— start of Supplied records —

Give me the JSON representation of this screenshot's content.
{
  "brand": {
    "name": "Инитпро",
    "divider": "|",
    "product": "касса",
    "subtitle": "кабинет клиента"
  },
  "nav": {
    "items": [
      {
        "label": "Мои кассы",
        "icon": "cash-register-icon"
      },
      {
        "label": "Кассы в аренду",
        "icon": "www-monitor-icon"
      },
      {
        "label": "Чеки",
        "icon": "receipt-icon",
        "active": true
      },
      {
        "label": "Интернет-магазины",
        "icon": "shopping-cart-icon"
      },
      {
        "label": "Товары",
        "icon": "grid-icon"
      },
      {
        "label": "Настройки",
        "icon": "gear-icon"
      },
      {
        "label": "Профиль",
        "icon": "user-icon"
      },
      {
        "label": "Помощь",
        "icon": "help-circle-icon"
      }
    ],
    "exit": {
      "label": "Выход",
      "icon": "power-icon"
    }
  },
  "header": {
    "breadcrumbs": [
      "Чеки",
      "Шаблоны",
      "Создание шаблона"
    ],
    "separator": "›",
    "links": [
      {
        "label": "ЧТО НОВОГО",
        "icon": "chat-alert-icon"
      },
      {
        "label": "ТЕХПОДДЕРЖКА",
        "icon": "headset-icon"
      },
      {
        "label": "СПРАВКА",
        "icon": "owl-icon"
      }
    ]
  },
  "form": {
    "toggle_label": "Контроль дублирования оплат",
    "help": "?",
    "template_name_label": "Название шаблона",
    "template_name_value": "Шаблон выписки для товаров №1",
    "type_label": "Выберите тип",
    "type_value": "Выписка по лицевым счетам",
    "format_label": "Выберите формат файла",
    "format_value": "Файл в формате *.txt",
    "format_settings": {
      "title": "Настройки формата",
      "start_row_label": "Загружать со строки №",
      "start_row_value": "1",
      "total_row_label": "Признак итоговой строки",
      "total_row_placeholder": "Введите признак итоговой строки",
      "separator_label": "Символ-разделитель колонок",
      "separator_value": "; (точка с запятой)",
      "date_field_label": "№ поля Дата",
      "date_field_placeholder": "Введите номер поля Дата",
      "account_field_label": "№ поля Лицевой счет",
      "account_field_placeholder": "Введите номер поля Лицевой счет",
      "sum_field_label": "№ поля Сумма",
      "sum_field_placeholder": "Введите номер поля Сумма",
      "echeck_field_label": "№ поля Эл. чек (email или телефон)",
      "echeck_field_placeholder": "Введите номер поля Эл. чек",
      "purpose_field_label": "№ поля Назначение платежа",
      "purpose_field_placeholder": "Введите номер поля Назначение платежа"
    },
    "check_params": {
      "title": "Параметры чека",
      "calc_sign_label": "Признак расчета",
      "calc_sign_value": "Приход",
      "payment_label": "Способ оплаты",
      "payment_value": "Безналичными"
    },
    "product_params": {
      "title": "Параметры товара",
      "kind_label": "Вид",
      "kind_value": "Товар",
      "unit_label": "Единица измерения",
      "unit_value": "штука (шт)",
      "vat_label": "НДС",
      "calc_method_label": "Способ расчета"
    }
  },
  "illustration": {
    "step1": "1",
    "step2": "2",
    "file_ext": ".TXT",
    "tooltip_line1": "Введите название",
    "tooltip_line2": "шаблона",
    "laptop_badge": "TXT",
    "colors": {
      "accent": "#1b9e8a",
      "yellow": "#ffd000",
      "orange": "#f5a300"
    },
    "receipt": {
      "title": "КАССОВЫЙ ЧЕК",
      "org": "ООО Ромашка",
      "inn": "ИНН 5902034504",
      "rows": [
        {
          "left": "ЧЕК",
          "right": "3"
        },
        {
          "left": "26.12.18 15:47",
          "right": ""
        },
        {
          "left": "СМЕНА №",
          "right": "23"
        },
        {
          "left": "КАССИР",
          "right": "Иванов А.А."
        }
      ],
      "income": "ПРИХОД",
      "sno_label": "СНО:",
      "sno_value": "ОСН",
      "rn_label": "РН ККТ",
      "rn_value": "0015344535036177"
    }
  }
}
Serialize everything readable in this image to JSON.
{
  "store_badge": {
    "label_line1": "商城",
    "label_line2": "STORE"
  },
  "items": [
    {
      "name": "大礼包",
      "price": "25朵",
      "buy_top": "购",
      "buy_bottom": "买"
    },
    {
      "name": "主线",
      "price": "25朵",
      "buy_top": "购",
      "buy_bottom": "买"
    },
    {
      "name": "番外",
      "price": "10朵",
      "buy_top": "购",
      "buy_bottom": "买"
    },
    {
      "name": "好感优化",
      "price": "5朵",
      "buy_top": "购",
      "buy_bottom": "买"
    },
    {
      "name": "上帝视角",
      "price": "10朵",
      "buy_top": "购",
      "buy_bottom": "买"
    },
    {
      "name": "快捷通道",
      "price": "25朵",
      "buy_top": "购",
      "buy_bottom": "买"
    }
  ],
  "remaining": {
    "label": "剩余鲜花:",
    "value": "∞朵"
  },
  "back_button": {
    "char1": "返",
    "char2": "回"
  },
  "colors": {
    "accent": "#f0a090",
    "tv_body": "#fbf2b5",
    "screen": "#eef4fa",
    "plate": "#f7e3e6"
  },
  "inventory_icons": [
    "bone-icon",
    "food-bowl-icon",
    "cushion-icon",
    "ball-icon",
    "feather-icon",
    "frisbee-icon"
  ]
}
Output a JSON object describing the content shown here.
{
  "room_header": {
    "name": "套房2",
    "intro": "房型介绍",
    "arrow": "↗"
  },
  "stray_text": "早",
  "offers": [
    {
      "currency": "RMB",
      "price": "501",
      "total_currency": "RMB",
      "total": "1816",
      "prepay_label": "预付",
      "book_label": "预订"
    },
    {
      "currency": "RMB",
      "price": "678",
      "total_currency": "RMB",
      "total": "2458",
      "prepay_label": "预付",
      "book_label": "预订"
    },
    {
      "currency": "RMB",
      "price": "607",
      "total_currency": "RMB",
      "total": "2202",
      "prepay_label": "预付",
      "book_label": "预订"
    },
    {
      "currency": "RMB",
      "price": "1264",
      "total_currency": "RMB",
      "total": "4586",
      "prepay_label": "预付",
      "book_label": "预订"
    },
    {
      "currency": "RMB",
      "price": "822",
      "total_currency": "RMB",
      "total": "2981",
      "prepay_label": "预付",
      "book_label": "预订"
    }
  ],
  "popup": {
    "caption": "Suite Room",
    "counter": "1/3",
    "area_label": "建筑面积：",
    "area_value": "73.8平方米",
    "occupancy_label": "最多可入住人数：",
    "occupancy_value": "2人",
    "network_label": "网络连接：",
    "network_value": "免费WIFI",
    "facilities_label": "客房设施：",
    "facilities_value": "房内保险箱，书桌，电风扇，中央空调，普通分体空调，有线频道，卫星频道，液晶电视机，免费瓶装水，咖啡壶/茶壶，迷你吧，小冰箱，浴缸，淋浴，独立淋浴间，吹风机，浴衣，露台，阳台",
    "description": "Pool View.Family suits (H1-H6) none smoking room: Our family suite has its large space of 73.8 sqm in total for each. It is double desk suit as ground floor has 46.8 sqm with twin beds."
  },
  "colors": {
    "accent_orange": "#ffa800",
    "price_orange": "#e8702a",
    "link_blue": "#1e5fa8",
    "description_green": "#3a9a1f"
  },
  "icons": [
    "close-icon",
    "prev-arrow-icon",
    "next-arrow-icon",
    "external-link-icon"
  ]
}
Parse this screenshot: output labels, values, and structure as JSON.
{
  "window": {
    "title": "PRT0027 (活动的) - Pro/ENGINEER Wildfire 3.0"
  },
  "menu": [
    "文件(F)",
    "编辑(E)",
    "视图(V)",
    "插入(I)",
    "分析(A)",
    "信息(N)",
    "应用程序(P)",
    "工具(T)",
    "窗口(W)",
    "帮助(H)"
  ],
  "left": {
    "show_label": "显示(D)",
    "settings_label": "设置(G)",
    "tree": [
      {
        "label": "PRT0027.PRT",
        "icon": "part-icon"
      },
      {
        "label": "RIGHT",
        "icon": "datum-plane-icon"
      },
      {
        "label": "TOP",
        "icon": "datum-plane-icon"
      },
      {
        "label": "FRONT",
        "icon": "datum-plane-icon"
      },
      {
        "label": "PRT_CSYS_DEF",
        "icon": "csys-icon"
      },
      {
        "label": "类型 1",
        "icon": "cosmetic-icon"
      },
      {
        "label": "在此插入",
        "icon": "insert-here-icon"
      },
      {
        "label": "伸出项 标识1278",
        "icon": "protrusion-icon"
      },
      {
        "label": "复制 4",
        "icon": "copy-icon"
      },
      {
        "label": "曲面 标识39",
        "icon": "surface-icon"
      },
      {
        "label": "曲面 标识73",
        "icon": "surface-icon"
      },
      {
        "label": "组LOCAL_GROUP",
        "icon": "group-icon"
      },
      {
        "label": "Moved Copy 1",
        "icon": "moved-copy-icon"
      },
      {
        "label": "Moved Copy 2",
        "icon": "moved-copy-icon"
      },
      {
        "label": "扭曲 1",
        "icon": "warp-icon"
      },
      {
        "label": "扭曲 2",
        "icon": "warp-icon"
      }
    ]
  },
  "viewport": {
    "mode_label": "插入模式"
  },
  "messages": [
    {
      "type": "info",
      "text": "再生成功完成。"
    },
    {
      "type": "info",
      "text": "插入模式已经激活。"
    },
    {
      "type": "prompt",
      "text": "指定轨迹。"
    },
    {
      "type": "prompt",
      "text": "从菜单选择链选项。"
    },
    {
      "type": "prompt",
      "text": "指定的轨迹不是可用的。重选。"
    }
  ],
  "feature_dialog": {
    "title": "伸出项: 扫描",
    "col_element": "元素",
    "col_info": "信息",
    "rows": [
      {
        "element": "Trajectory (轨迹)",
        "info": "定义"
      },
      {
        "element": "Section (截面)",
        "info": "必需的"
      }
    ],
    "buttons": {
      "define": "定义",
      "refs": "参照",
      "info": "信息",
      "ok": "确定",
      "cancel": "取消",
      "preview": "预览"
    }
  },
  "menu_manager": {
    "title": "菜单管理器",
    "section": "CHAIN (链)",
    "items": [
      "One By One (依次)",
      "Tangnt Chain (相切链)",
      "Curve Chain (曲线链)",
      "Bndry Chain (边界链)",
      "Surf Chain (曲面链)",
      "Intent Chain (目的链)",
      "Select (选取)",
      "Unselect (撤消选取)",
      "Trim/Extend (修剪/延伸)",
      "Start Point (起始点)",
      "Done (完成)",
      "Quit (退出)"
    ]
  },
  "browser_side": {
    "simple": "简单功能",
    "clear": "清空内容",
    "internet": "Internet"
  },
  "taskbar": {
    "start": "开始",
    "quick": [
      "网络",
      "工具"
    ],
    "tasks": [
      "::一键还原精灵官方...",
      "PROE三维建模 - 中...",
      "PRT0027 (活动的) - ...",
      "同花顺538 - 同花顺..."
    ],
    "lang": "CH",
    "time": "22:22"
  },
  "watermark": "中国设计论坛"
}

— end of Supplied records —

• **To do**
Each line of the material above either contains the word "Параметры" or does not; state how many do, and nothing else.

• **Written response**
2